**WHAT IS EXPECTED**
Copy the lines below verbatim, but only from the line containing "Extract all readable text from this page." through the end of the data.

[Collection entries]
-.-.-

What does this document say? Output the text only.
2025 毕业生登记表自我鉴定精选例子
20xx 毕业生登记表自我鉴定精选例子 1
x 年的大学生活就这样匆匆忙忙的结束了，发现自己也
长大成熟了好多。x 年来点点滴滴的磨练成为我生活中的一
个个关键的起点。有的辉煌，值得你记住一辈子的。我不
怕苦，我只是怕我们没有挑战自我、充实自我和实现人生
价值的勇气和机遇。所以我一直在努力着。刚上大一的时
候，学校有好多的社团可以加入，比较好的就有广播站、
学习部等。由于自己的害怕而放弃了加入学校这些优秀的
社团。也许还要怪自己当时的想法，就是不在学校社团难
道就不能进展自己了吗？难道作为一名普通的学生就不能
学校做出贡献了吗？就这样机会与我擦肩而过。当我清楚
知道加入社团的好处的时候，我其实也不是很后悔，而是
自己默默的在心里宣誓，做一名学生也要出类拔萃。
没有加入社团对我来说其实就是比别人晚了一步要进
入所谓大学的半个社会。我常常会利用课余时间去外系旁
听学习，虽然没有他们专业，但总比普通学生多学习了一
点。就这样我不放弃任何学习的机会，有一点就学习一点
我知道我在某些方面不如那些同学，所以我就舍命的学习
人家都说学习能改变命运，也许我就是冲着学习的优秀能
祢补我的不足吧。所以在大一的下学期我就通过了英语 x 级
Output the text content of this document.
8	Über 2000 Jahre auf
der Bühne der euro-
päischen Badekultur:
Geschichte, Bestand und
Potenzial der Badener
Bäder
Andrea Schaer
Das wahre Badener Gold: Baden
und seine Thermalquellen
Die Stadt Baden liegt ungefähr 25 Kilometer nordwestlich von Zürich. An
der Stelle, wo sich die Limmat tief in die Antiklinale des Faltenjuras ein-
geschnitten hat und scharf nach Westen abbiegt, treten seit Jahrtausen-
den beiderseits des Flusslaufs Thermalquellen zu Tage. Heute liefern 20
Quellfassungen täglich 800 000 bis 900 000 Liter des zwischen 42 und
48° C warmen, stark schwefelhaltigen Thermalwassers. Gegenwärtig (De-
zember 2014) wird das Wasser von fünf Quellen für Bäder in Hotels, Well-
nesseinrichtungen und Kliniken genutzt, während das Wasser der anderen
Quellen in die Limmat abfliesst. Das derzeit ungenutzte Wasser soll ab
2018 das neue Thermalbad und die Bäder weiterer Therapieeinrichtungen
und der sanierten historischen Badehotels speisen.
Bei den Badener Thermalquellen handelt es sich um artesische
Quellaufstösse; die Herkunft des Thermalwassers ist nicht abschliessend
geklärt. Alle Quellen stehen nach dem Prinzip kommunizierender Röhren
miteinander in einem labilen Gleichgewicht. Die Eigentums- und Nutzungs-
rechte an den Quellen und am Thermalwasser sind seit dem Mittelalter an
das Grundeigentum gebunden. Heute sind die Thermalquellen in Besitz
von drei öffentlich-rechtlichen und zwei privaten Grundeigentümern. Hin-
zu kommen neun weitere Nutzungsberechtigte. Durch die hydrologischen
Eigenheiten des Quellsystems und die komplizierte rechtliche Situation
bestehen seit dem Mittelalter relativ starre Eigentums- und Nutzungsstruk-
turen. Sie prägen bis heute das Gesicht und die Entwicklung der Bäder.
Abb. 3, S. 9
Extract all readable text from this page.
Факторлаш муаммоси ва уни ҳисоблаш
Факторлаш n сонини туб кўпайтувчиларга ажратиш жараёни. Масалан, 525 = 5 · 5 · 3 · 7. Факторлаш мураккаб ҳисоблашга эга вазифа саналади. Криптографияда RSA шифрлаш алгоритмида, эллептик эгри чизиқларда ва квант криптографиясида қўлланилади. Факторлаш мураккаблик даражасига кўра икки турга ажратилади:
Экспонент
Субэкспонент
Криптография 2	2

-.-.-

**FULL SOLUTION**
Extract all readable text from this page.
Факторлаш муаммоси ва уни ҳисоблаш
Факторлаш n сонини туб кўпайтувчиларга ажратиш жараёни. Масалан, 525 = 5 · 5 · 3 · 7. Факторлаш мураккаб ҳисоблашга эга вазифа саналади. Криптографияда RSA шифрлаш алгоритмида, эллептик эгри чизиқларда ва квант криптографиясида қўлланилади. Факторлаш мураккаблик даражасига кўра икки турга ажратилади:
Экспонент
Субэкспонент
Криптография 2	2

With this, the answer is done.